> _Task instructions_
Find the word "Antal" in the data. Return every line where it appears.

> _Dataset rows_
● ● ● ● ● ● ●

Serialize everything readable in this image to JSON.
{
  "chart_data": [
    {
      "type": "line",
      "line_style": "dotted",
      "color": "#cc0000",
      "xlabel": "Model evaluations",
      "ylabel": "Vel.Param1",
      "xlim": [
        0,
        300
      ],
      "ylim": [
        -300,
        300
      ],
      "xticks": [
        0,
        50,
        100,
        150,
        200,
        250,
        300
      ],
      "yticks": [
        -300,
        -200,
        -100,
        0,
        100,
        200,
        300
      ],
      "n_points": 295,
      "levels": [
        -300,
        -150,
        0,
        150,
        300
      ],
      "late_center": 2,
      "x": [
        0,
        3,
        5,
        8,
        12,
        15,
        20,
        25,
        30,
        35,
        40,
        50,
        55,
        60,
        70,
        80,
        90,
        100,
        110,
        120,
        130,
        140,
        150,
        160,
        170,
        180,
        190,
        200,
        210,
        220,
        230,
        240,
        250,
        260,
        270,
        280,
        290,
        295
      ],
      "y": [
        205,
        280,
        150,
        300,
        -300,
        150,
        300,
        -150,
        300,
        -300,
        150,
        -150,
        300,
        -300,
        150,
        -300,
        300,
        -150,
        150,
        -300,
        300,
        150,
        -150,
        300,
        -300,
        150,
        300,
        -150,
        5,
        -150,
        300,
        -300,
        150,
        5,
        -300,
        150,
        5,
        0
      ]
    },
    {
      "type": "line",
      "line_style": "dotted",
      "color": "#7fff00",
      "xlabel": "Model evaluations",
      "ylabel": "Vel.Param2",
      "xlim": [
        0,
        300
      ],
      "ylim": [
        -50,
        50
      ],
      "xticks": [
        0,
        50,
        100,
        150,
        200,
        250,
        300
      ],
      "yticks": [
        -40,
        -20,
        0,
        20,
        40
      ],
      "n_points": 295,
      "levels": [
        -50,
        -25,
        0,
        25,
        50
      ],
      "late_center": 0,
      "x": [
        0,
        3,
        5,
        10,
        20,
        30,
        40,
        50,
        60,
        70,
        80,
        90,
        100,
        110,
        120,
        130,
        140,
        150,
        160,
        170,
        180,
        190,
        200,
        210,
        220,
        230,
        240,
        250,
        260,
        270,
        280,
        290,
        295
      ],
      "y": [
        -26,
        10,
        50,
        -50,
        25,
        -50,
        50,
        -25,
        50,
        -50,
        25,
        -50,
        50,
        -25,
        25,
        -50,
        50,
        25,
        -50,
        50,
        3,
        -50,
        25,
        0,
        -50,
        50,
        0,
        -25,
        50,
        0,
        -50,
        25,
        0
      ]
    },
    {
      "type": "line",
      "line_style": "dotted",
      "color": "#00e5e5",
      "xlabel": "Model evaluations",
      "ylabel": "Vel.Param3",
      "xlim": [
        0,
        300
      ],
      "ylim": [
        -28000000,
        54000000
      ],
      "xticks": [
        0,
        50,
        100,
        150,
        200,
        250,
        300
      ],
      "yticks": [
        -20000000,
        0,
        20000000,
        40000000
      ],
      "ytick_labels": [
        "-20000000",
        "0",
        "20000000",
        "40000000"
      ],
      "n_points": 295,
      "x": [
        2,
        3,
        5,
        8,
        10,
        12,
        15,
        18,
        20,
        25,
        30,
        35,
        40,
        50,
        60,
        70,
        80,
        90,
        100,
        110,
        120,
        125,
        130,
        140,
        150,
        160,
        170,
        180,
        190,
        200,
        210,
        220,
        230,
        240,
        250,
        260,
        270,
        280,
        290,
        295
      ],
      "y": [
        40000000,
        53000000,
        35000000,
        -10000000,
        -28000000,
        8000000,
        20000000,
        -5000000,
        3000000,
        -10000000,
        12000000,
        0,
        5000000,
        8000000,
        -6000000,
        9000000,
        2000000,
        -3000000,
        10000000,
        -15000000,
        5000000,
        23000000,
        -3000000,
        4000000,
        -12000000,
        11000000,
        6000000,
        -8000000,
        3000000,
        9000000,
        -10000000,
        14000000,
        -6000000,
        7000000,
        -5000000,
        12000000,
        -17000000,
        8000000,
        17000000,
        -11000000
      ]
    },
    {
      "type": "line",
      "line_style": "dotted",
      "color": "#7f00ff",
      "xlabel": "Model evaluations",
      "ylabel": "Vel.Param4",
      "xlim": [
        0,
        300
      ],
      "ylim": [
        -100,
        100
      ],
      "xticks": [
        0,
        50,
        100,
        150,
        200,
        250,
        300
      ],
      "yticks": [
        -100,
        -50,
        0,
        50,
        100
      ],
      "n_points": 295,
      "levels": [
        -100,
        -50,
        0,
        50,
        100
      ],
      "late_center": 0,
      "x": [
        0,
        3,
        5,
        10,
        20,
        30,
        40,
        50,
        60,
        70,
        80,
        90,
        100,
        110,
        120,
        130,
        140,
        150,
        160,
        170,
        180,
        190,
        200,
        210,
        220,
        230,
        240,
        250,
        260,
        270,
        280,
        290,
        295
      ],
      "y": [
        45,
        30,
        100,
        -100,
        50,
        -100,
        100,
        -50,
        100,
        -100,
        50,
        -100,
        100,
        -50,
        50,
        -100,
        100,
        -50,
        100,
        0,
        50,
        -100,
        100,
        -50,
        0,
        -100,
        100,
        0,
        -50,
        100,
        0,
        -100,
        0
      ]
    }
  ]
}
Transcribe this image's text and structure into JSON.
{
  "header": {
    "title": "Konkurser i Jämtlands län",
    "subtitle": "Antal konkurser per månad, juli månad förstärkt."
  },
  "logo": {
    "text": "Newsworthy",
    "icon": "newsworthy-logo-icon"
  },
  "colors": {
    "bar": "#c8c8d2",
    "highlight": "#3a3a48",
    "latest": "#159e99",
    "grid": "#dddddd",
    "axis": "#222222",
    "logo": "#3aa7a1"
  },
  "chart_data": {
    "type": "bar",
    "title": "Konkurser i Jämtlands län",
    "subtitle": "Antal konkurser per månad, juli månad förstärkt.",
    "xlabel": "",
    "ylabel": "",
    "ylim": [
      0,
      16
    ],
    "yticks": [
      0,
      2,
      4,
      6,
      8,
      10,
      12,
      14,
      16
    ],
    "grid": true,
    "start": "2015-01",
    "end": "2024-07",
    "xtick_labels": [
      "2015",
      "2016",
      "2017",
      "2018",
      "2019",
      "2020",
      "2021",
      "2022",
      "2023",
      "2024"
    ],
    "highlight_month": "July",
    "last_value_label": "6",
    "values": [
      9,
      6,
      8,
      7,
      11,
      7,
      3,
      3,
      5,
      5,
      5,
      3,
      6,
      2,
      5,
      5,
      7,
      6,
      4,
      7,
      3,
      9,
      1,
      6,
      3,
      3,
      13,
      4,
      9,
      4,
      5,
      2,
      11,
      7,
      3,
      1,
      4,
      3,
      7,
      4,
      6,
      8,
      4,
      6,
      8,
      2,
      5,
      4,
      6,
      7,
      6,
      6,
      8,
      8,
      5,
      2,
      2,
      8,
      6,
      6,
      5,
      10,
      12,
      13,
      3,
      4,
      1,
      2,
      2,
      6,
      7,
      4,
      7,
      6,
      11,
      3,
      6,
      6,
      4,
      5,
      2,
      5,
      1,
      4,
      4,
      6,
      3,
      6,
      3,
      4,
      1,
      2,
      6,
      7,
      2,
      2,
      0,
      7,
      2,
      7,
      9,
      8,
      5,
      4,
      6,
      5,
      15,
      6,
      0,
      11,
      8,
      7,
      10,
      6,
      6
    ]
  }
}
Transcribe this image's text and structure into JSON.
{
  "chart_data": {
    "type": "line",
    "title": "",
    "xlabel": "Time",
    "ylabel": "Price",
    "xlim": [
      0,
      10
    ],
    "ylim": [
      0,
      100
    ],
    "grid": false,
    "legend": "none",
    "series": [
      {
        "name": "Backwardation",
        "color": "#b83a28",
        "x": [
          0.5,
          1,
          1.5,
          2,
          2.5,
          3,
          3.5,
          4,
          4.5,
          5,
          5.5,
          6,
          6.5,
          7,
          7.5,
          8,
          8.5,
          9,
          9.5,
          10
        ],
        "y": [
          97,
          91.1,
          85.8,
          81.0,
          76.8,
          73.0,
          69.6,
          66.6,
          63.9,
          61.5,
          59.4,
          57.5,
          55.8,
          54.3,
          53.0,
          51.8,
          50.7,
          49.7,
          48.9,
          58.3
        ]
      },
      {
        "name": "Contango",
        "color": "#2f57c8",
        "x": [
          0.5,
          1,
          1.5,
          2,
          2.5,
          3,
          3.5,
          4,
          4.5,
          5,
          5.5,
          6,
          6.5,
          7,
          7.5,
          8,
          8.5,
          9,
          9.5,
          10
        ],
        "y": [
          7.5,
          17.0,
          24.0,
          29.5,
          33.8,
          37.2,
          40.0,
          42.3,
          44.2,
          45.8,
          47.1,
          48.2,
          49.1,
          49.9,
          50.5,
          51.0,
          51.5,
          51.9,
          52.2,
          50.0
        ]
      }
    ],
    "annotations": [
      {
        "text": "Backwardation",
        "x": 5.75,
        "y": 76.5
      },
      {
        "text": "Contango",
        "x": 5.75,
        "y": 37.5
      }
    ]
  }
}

● ● ● ● ● ● ●

> _Completed task_
    "subtitle": "Antal konkurser per månad, juli månad förstärkt."
    "subtitle": "Antal konkurser per månad, juli månad förstärkt.",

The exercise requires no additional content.